WORK INSTRUCTIONS: Identify each line containing the word "Married" and copy it.

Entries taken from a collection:
====

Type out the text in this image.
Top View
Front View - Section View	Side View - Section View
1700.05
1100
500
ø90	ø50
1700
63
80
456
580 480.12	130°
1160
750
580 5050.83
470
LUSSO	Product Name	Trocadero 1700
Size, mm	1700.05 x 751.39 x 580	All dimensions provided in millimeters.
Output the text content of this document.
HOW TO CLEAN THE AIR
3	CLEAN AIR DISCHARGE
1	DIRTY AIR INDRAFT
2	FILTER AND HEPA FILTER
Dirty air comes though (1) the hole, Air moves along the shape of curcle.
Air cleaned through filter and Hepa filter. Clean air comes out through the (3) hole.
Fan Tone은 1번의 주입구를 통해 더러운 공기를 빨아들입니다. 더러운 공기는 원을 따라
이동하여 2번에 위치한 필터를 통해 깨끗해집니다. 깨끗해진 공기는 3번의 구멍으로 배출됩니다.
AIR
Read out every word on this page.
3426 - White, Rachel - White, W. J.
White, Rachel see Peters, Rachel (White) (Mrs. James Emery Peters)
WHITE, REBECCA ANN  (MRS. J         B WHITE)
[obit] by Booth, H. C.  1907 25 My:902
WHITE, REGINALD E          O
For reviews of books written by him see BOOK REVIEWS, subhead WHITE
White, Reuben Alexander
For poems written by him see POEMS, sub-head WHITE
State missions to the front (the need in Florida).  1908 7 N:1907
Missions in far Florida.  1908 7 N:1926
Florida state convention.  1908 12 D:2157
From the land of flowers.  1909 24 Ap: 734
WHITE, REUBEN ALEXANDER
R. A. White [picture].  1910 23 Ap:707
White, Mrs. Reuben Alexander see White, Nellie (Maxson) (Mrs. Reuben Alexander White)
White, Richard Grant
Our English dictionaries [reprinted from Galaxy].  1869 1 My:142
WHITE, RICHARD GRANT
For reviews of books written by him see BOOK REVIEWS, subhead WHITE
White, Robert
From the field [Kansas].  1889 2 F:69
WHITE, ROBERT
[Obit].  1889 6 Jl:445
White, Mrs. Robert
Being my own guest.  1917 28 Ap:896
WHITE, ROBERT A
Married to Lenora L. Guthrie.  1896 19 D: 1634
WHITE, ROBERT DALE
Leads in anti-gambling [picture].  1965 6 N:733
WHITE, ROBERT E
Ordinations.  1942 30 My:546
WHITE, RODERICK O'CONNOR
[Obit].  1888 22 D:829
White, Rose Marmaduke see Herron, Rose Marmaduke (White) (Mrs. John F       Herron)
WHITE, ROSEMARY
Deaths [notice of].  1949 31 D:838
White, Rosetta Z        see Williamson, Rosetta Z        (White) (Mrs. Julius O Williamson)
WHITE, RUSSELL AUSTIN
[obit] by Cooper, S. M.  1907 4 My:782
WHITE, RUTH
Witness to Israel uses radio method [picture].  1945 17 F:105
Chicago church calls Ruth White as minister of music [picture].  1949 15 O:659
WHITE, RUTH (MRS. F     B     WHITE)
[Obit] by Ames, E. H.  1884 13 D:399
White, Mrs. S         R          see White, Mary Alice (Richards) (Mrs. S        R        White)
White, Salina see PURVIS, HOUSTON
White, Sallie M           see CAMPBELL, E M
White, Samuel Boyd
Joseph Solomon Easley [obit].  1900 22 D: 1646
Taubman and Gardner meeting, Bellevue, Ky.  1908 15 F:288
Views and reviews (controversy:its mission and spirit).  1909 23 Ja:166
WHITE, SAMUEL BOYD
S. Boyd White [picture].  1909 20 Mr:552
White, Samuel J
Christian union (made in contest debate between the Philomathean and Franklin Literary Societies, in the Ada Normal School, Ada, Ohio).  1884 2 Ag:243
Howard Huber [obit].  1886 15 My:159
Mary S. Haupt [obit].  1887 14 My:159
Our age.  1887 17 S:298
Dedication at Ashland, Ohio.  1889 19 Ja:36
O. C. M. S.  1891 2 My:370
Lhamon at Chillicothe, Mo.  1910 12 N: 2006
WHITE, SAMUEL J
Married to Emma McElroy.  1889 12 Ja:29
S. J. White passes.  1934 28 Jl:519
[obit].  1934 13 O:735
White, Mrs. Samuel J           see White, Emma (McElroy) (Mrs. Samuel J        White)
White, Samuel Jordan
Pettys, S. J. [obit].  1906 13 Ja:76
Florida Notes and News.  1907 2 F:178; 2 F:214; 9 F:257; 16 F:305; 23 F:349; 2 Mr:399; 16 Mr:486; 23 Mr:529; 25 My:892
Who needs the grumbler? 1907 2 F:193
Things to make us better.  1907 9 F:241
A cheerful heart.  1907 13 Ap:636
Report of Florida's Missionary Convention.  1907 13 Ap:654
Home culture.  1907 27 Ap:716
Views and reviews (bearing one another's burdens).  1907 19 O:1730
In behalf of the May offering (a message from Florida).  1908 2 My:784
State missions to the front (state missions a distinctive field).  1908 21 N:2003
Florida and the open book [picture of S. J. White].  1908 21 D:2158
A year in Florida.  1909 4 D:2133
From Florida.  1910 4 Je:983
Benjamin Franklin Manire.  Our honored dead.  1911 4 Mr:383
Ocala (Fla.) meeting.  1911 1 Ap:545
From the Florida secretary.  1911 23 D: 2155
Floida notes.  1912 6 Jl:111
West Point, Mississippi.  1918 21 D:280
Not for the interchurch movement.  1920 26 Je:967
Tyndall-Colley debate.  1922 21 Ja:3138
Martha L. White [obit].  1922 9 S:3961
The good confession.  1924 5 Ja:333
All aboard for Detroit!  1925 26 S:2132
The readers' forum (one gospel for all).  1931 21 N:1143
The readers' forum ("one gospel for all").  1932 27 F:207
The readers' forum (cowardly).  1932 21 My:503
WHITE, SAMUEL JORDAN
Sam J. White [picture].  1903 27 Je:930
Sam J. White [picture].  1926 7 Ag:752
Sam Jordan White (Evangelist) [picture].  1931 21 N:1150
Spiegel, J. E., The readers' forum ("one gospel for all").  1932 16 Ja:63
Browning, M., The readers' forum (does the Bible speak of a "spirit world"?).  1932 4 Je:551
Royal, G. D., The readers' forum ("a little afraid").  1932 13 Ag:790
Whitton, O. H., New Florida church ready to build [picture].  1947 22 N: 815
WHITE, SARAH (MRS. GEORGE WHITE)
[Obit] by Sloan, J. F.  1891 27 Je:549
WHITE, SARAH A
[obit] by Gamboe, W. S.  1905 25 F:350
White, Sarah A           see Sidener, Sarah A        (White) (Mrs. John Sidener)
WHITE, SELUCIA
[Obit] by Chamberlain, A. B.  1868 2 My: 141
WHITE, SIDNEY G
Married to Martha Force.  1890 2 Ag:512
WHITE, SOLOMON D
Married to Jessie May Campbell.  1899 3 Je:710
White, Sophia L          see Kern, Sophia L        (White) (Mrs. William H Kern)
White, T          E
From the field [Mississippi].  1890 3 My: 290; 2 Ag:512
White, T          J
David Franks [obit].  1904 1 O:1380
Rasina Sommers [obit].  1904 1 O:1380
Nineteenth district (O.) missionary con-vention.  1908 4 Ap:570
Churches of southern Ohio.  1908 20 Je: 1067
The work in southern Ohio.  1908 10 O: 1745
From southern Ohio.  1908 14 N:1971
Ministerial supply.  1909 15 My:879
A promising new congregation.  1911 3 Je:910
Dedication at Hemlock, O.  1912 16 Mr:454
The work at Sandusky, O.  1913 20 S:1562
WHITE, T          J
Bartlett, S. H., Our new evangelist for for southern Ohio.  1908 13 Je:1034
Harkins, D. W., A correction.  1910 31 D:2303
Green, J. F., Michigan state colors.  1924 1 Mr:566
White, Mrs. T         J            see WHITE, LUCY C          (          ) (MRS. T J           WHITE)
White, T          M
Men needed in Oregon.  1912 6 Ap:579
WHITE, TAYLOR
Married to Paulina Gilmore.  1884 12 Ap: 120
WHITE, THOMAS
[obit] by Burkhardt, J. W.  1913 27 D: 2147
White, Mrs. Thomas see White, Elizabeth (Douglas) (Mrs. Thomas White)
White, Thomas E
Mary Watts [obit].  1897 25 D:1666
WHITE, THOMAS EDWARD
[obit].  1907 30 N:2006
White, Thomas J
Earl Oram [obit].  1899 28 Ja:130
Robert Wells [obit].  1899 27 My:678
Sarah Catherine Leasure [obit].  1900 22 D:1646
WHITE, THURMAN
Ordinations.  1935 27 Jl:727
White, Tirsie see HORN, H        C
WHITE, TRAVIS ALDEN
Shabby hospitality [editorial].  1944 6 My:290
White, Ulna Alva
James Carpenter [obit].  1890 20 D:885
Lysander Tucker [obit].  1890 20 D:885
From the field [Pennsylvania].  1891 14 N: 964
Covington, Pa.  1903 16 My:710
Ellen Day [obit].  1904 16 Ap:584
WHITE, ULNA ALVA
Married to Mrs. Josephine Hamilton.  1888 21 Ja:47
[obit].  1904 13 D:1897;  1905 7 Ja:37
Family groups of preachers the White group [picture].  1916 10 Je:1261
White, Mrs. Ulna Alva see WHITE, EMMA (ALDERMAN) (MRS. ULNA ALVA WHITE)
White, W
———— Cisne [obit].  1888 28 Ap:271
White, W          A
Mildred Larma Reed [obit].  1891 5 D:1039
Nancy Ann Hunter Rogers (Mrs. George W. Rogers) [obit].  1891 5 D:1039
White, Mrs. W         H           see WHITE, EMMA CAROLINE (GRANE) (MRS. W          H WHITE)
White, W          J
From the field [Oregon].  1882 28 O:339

====

SOLUTION FOR THIS PROBLEM:
Married to Lenora L. Guthrie.  1896 19 D: 1634
Married to Emma McElroy.  1889 12 Ja:29
Married to Martha Force.  1890 2 Ag:512
Married to Jessie May Campbell.  1899 3 Je:710
Married to Paulina Gilmore.  1884 12 Ap: 120
Married to Mrs. Josephine Hamilton.  1888 21 Ja:47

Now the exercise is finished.